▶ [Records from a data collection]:
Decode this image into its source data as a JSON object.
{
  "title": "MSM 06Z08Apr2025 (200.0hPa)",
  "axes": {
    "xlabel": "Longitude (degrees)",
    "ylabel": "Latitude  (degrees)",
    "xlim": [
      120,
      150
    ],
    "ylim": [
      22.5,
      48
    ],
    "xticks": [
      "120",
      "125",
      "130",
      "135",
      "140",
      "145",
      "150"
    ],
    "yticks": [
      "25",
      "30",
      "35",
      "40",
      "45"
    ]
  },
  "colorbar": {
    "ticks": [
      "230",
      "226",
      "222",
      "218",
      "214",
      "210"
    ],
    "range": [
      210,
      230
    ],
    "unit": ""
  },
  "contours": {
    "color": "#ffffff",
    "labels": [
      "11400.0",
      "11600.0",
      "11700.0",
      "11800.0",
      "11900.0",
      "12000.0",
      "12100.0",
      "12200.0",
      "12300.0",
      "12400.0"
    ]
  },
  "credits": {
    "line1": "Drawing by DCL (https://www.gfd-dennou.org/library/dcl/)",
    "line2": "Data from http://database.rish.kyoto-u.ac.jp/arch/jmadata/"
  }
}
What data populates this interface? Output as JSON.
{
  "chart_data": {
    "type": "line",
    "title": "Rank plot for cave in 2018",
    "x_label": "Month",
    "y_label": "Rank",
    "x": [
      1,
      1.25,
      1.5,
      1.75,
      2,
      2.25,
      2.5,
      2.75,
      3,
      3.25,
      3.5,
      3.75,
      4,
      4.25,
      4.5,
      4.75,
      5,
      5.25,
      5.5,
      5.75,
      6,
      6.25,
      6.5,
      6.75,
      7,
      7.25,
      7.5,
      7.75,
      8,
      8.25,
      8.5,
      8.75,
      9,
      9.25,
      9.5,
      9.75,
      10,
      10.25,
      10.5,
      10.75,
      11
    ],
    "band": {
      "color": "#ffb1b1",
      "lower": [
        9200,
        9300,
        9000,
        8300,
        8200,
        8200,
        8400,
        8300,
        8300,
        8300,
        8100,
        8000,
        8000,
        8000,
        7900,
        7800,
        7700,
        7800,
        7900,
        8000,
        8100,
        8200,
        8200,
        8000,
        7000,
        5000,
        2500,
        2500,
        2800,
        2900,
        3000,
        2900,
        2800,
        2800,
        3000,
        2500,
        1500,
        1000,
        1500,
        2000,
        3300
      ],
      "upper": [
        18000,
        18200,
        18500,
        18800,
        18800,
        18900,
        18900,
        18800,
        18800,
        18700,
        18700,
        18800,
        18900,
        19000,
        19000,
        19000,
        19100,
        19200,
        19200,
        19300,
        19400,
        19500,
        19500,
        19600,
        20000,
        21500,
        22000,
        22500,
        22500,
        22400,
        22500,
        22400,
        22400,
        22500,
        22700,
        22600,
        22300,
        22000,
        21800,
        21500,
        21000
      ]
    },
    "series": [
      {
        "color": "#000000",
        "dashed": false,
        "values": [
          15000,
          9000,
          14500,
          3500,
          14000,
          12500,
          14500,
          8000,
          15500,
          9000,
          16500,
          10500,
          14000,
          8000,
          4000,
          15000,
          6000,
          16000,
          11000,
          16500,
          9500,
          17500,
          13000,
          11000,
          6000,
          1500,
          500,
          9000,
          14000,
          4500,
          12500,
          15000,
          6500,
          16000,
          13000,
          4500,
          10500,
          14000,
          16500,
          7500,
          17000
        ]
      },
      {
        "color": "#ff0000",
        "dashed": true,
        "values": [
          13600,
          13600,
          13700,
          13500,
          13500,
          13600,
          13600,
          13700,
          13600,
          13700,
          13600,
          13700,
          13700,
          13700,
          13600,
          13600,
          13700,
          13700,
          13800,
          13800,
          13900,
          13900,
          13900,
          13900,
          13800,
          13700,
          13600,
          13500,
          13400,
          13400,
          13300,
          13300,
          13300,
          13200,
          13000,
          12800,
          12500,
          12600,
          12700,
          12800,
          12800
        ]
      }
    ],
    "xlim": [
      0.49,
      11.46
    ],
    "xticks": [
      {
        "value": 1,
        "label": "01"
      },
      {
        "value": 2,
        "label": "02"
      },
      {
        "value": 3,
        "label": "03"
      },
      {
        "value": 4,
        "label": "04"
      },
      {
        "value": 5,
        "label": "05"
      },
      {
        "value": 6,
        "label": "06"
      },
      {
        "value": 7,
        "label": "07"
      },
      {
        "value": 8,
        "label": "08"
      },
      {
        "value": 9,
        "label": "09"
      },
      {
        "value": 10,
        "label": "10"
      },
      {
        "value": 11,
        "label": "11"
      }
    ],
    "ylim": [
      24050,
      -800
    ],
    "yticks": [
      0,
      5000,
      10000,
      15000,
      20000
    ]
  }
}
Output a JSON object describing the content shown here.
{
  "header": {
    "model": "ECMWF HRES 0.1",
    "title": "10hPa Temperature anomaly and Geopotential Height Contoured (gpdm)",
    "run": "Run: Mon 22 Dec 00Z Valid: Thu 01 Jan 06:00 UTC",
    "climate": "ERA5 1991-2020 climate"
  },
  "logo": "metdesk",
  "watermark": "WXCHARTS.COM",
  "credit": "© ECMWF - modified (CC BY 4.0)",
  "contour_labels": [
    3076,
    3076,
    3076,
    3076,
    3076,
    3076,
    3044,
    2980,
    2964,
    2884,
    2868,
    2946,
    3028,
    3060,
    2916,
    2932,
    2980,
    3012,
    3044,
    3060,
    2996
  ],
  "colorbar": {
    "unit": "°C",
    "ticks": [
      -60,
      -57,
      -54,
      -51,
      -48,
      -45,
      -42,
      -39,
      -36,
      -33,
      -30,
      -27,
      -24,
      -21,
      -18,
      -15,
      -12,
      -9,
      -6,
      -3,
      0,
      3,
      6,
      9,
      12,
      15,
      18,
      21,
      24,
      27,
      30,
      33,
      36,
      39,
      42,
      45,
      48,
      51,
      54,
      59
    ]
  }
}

▶ [PROBLEM DESCRIPTION]:
Give the entries again in full, exactly as they are written.

▶ [TASK RESULT]:
Decode this image into its source data as a JSON object.
{
  "title": "MSM 06Z08Apr2025 (200.0hPa)",
  "axes": {
    "xlabel": "Longitude (degrees)",
    "ylabel": "Latitude  (degrees)",
    "xlim": [
      120,
      150
    ],
    "ylim": [
      22.5,
      48
    ],
    "xticks": [
      "120",
      "125",
      "130",
      "135",
      "140",
      "145",
      "150"
    ],
    "yticks": [
      "25",
      "30",
      "35",
      "40",
      "45"
    ]
  },
  "colorbar": {
    "ticks": [
      "230",
      "226",
      "222",
      "218",
      "214",
      "210"
    ],
    "range": [
      210,
      230
    ],
    "unit": ""
  },
  "contours": {
    "color": "#ffffff",
    "labels": [
      "11400.0",
      "11600.0",
      "11700.0",
      "11800.0",
      "11900.0",
      "12000.0",
      "12100.0",
      "12200.0",
      "12300.0",
      "12400.0"
    ]
  },
  "credits": {
    "line1": "Drawing by DCL (https://www.gfd-dennou.org/library/dcl/)",
    "line2": "Data from http://database.rish.kyoto-u.ac.jp/arch/jmadata/"
  }
}
What data populates this interface? Output as JSON.
{
  "chart_data": {
    "type": "line",
    "title": "Rank plot for cave in 2018",
    "x_label": "Month",
    "y_label": "Rank",
    "x": [
      1,
      1.25,
      1.5,
      1.75,
      2,
      2.25,
      2.5,
      2.75,
      3,
      3.25,
      3.5,
      3.75,
      4,
      4.25,
      4.5,
      4.75,
      5,
      5.25,
      5.5,
      5.75,
      6,
      6.25,
      6.5,
      6.75,
      7,
      7.25,
      7.5,
      7.75,
      8,
      8.25,
      8.5,
      8.75,
      9,
      9.25,
      9.5,
      9.75,
      10,
      10.25,
      10.5,
      10.75,
      11
    ],
    "band": {
      "color": "#ffb1b1",
      "lower": [
        9200,
        9300,
        9000,
        8300,
        8200,
        8200,
        8400,
        8300,
        8300,
        8300,
        8100,
        8000,
        8000,
        8000,
        7900,
        7800,
        7700,
        7800,
        7900,
        8000,
        8100,
        8200,
        8200,
        8000,
        7000,
        5000,
        2500,
        2500,
        2800,
        2900,
        3000,
        2900,
        2800,
        2800,
        3000,
        2500,
        1500,
        1000,
        1500,
        2000,
        3300
      ],
      "upper": [
        18000,
        18200,
        18500,
        18800,
        18800,
        18900,
        18900,
        18800,
        18800,
        18700,
        18700,
        18800,
        18900,
        19000,
        19000,
        19000,
        19100,
        19200,
        19200,
        19300,
        19400,
        19500,
        19500,
        19600,
        20000,
        21500,
        22000,
        22500,
        22500,
        22400,
        22500,
        22400,
        22400,
        22500,
        22700,
        22600,
        22300,
        22000,
        21800,
        21500,
        21000
      ]
    },
    "series": [
      {
        "color": "#000000",
        "dashed": false,
        "values": [
          15000,
          9000,
          14500,
          3500,
          14000,
          12500,
          14500,
          8000,
          15500,
          9000,
          16500,
          10500,
          14000,
          8000,
          4000,
          15000,
          6000,
          16000,
          11000,
          16500,
          9500,
          17500,
          13000,
          11000,
          6000,
          1500,
          500,
          9000,
          14000,
          4500,
          12500,
          15000,
          6500,
          16000,
          13000,
          4500,
          10500,
          14000,
          16500,
          7500,
          17000
        ]
      },
      {
        "color": "#ff0000",
        "dashed": true,
        "values": [
          13600,
          13600,
          13700,
          13500,
          13500,
          13600,
          13600,
          13700,
          13600,
          13700,
          13600,
          13700,
          13700,
          13700,
          13600,
          13600,
          13700,
          13700,
          13800,
          13800,
          13900,
          13900,
          13900,
          13900,
          13800,
          13700,
          13600,
          13500,
          13400,
          13400,
          13300,
          13300,
          13300,
          13200,
          13000,
          12800,
          12500,
          12600,
          12700,
          12800,
          12800
        ]
      }
    ],
    "xlim": [
      0.49,
      11.46
    ],
    "xticks": [
      {
        "value": 1,
        "label": "01"
      },
      {
        "value": 2,
        "label": "02"
      },
      {
        "value": 3,
        "label": "03"
      },
      {
        "value": 4,
        "label": "04"
      },
      {
        "value": 5,
        "label": "05"
      },
      {
        "value": 6,
        "label": "06"
      },
      {
        "value": 7,
        "label": "07"
      },
      {
        "value": 8,
        "label": "08"
      },
      {
        "value": 9,
        "label": "09"
      },
      {
        "value": 10,
        "label": "10"
      },
      {
        "value": 11,
        "label": "11"
      }
    ],
    "ylim": [
      24050,
      -800
    ],
    "yticks": [
      0,
      5000,
      10000,
      15000,
      20000
    ]
  }
}
Output a JSON object describing the content shown here.
{
  "header": {
    "model": "ECMWF HRES 0.1",
    "title": "10hPa Temperature anomaly and Geopotential Height Contoured (gpdm)",
    "run": "Run: Mon 22 Dec 00Z Valid: Thu 01 Jan 06:00 UTC",
    "climate": "ERA5 1991-2020 climate"
  },
  "logo": "metdesk",
  "watermark": "WXCHARTS.COM",
  "credit": "© ECMWF - modified (CC BY 4.0)",
  "contour_labels": [
    3076,
    3076,
    3076,
    3076,
    3076,
    3076,
    3044,
    2980,
    2964,
    2884,
    2868,
    2946,
    3028,
    3060,
    2916,
    2932,
    2980,
    3012,
    3044,
    3060,
    2996
  ],
  "colorbar": {
    "unit": "°C",
    "ticks": [
      -60,
      -57,
      -54,
      -51,
      -48,
      -45,
      -42,
      -39,
      -36,
      -33,
      -30,
      -27,
      -24,
      -21,
      -18,
      -15,
      -12,
      -9,
      -6,
      -3,
      0,
      3,
      6,
      9,
      12,
      15,
      18,
      21,
      24,
      27,
      30,
      33,
      36,
      39,
      42,
      45,
      48,
      51,
      54,
      59
    ]
  }
}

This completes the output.